■ **DIRECTIONS FOR THIS TASK**
Only the pictures are left out: repeat the rest of the entries exactly.

■ **GIVEN INFORMATION**
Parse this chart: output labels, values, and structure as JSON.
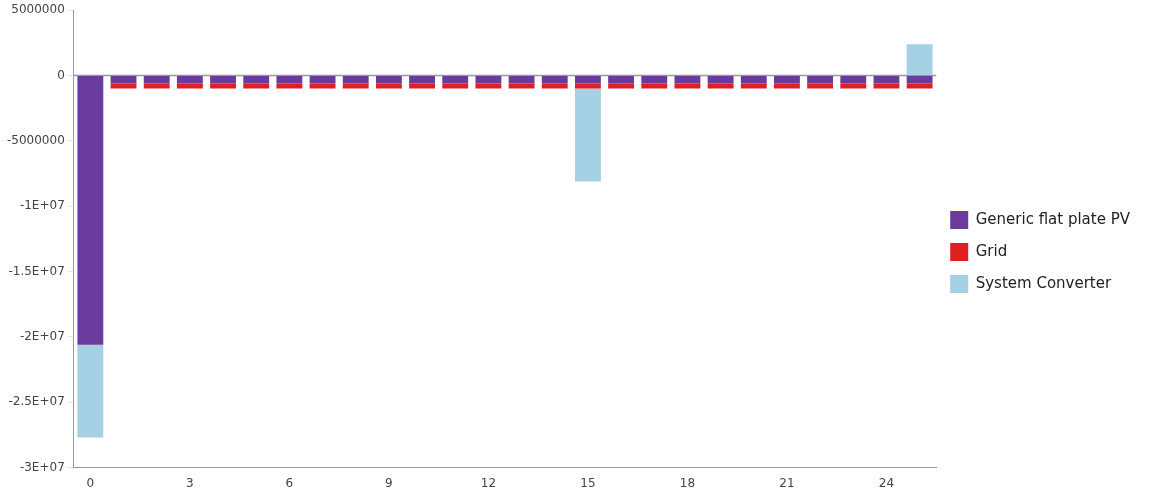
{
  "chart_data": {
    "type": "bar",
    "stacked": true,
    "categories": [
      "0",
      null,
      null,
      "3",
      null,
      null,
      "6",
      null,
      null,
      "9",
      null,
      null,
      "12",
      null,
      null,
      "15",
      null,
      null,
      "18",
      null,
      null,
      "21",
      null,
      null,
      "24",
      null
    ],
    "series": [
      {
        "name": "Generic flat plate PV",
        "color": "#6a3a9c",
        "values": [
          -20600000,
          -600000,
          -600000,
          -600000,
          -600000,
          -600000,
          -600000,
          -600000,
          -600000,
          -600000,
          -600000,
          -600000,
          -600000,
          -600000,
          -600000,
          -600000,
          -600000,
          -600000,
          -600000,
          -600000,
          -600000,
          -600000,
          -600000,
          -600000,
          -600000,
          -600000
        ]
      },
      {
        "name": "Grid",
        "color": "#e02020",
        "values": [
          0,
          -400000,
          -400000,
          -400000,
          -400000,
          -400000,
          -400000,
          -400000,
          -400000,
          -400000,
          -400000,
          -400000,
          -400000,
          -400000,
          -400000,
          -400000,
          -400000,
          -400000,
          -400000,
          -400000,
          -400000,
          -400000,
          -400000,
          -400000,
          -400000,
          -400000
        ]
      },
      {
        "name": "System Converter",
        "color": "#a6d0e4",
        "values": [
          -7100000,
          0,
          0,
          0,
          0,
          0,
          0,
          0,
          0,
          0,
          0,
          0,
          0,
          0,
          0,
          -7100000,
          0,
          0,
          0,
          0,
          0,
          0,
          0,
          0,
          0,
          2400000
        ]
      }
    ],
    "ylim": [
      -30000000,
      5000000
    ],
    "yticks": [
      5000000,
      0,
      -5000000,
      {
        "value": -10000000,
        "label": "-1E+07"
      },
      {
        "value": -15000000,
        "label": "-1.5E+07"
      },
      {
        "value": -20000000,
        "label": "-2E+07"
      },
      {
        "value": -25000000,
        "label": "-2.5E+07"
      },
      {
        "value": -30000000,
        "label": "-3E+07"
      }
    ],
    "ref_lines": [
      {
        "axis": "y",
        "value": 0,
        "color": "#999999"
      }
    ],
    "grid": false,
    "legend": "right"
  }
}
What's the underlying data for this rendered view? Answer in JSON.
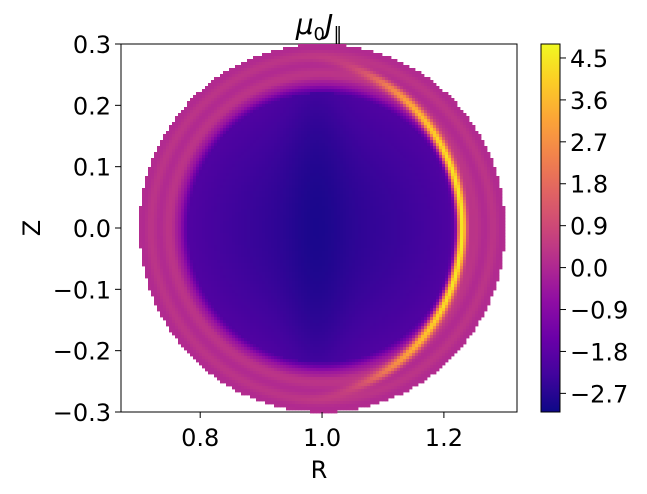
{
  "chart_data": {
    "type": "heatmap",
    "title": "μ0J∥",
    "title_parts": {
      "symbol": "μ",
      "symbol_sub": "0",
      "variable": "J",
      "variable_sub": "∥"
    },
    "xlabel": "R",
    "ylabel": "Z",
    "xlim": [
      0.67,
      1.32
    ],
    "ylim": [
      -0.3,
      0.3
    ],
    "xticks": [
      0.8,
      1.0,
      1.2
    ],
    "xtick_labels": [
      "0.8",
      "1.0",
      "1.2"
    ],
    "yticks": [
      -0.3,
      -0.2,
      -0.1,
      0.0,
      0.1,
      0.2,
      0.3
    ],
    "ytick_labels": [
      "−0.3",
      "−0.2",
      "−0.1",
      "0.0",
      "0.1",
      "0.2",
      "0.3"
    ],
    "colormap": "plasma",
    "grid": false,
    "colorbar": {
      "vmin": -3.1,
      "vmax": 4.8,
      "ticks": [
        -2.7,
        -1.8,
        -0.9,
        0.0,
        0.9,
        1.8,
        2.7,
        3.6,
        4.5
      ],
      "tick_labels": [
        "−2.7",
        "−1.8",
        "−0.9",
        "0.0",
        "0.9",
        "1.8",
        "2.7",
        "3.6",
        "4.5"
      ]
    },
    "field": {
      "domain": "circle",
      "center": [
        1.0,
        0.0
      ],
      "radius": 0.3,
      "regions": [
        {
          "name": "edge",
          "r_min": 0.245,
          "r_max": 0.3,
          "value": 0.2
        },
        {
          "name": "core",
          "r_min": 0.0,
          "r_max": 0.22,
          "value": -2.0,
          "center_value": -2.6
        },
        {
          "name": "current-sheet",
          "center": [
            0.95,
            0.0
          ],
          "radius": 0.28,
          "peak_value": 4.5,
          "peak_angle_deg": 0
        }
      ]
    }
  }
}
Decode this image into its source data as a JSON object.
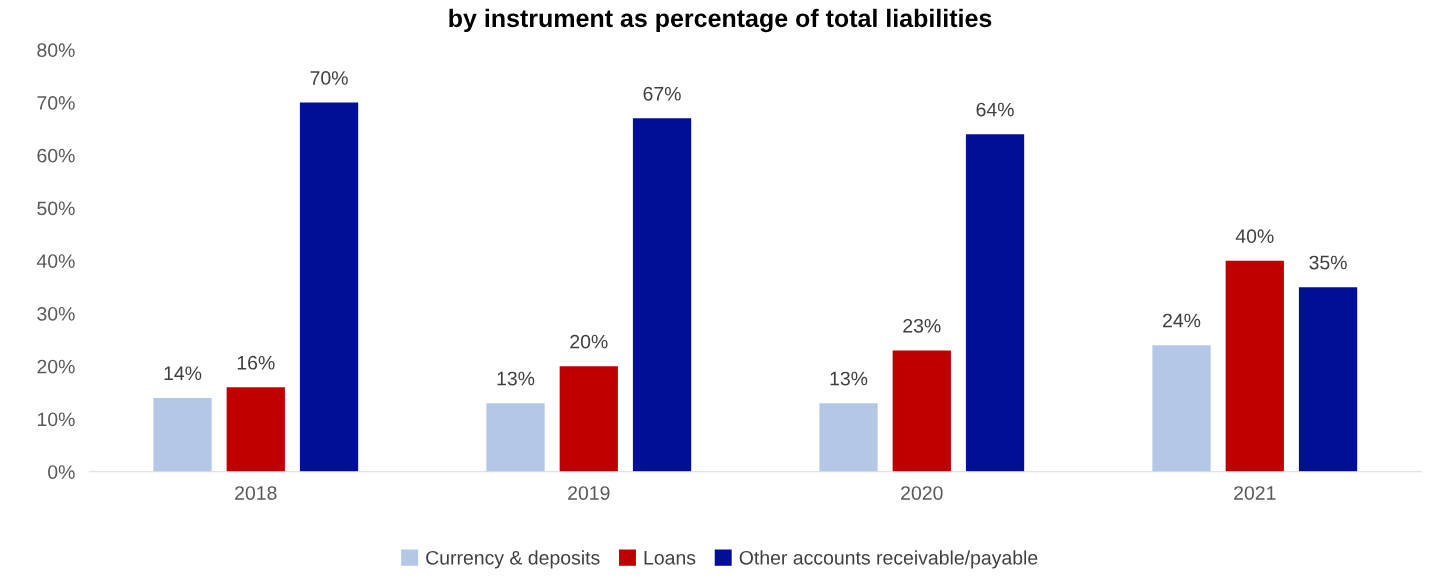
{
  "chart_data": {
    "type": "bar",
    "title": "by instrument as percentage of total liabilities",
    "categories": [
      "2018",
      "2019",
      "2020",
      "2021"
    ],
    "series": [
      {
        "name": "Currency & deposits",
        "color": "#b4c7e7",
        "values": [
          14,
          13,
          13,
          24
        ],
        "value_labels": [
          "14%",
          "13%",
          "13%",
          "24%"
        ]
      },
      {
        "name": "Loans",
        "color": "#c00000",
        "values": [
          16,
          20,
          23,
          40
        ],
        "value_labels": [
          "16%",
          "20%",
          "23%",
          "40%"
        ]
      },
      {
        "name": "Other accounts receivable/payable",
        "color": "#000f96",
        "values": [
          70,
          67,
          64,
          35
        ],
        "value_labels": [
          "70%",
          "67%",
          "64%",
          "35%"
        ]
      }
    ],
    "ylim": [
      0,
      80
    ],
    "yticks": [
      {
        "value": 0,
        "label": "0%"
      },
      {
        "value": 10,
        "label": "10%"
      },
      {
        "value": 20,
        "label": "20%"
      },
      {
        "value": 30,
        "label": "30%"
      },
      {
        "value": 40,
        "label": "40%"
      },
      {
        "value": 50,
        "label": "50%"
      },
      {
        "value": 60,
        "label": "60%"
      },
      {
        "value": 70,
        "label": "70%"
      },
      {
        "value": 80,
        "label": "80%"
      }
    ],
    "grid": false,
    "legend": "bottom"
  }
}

■ **COMPLETED TASK**
Parse this chart: output labels, values, and structure as JSON.
{
  "chart_data": {
    "type": "bar",
    "stacked": true,
    "categories": [
      "0",
      null,
      null,
      "3",
      null,
      null,
      "6",
      null,
      null,
      "9",
      null,
      null,
      "12",
      null,
      null,
      "15",
      null,
      null,
      "18",
      null,
      null,
      "21",
      null,
      null,
      "24",
      null
    ],
    "series": [
      {
        "name": "Generic flat plate PV",
        "color": "#6a3a9c",
        "values": [
          -20600000,
          -600000,
          -600000,
          -600000,
          -600000,
          -600000,
          -600000,
          -600000,
          -600000,
          -600000,
          -600000,
          -600000,
          -600000,
          -600000,
          -600000,
          -600000,
          -600000,
          -600000,
          -600000,
          -600000,
          -600000,
          -600000,
          -600000,
          -600000,
          -600000,
          -600000
        ]
      },
      {
        "name": "Grid",
        "color": "#e02020",
        "values": [
          0,
          -400000,
          -400000,
          -400000,
          -400000,
          -400000,
          -400000,
          -400000,
          -400000,
          -400000,
          -400000,
          -400000,
          -400000,
          -400000,
          -400000,
          -400000,
          -400000,
          -400000,
          -400000,
          -400000,
          -400000,
          -400000,
          -400000,
          -400000,
          -400000,
          -400000
        ]
      },
      {
        "name": "System Converter",
        "color": "#a6d0e4",
        "values": [
          -7100000,
          0,
          0,
          0,
          0,
          0,
          0,
          0,
          0,
          0,
          0,
          0,
          0,
          0,
          0,
          -7100000,
          0,
          0,
          0,
          0,
          0,
          0,
          0,
          0,
          0,
          2400000
        ]
      }
    ],
    "ylim": [
      -30000000,
      5000000
    ],
    "yticks": [
      5000000,
      0,
      -5000000,
      {
        "value": -10000000,
        "label": "-1E+07"
      },
      {
        "value": -15000000,
        "label": "-1.5E+07"
      },
      {
        "value": -20000000,
        "label": "-2E+07"
      },
      {
        "value": -25000000,
        "label": "-2.5E+07"
      },
      {
        "value": -30000000,
        "label": "-3E+07"
      }
    ],
    "ref_lines": [
      {
        "axis": "y",
        "value": 0,
        "color": "#999999"
      }
    ],
    "grid": false,
    "legend": "right"
  }
}
What's the underlying data for this rendered view? Answer in JSON.
{
  "chart_data": {
    "type": "heatmap",
    "title": "μ0J∥",
    "title_parts": {
      "symbol": "μ",
      "symbol_sub": "0",
      "variable": "J",
      "variable_sub": "∥"
    },
    "xlabel": "R",
    "ylabel": "Z",
    "xlim": [
      0.67,
      1.32
    ],
    "ylim": [
      -0.3,
      0.3
    ],
    "xticks": [
      0.8,
      1.0,
      1.2
    ],
    "xtick_labels": [
      "0.8",
      "1.0",
      "1.2"
    ],
    "yticks": [
      -0.3,
      -0.2,
      -0.1,
      0.0,
      0.1,
      0.2,
      0.3
    ],
    "ytick_labels": [
      "−0.3",
      "−0.2",
      "−0.1",
      "0.0",
      "0.1",
      "0.2",
      "0.3"
    ],
    "colormap": "plasma",
    "grid": false,
    "colorbar": {
      "vmin": -3.1,
      "vmax": 4.8,
      "ticks": [
        -2.7,
        -1.8,
        -0.9,
        0.0,
        0.9,
        1.8,
        2.7,
        3.6,
        4.5
      ],
      "tick_labels": [
        "−2.7",
        "−1.8",
        "−0.9",
        "0.0",
        "0.9",
        "1.8",
        "2.7",
        "3.6",
        "4.5"
      ]
    },
    "field": {
      "domain": "circle",
      "center": [
        1.0,
        0.0
      ],
      "radius": 0.3,
      "regions": [
        {
          "name": "edge",
          "r_min": 0.245,
          "r_max": 0.3,
          "value": 0.2
        },
        {
          "name": "core",
          "r_min": 0.0,
          "r_max": 0.22,
          "value": -2.0,
          "center_value": -2.6
        },
        {
          "name": "current-sheet",
          "center": [
            0.95,
            0.0
          ],
          "radius": 0.28,
          "peak_value": 4.5,
          "peak_angle_deg": 0
        }
      ]
    }
  }
}
Decode this image into its source data as a JSON object.
{
  "chart_data": {
    "type": "bar",
    "title": "by instrument as percentage of total liabilities",
    "categories": [
      "2018",
      "2019",
      "2020",
      "2021"
    ],
    "series": [
      {
        "name": "Currency & deposits",
        "color": "#b4c7e7",
        "values": [
          14,
          13,
          13,
          24
        ],
        "value_labels": [
          "14%",
          "13%",
          "13%",
          "24%"
        ]
      },
      {
        "name": "Loans",
        "color": "#c00000",
        "values": [
          16,
          20,
          23,
          40
        ],
        "value_labels": [
          "16%",
          "20%",
          "23%",
          "40%"
        ]
      },
      {
        "name": "Other accounts receivable/payable",
        "color": "#000f96",
        "values": [
          70,
          67,
          64,
          35
        ],
        "value_labels": [
          "70%",
          "67%",
          "64%",
          "35%"
        ]
      }
    ],
    "ylim": [
      0,
      80
    ],
    "yticks": [
      {
        "value": 0,
        "label": "0%"
      },
      {
        "value": 10,
        "label": "10%"
      },
      {
        "value": 20,
        "label": "20%"
      },
      {
        "value": 30,
        "label": "30%"
      },
      {
        "value": 40,
        "label": "40%"
      },
      {
        "value": 50,
        "label": "50%"
      },
      {
        "value": 60,
        "label": "60%"
      },
      {
        "value": 70,
        "label": "70%"
      },
      {
        "value": 80,
        "label": "80%"
      }
    ],
    "grid": false,
    "legend": "bottom"
  }
}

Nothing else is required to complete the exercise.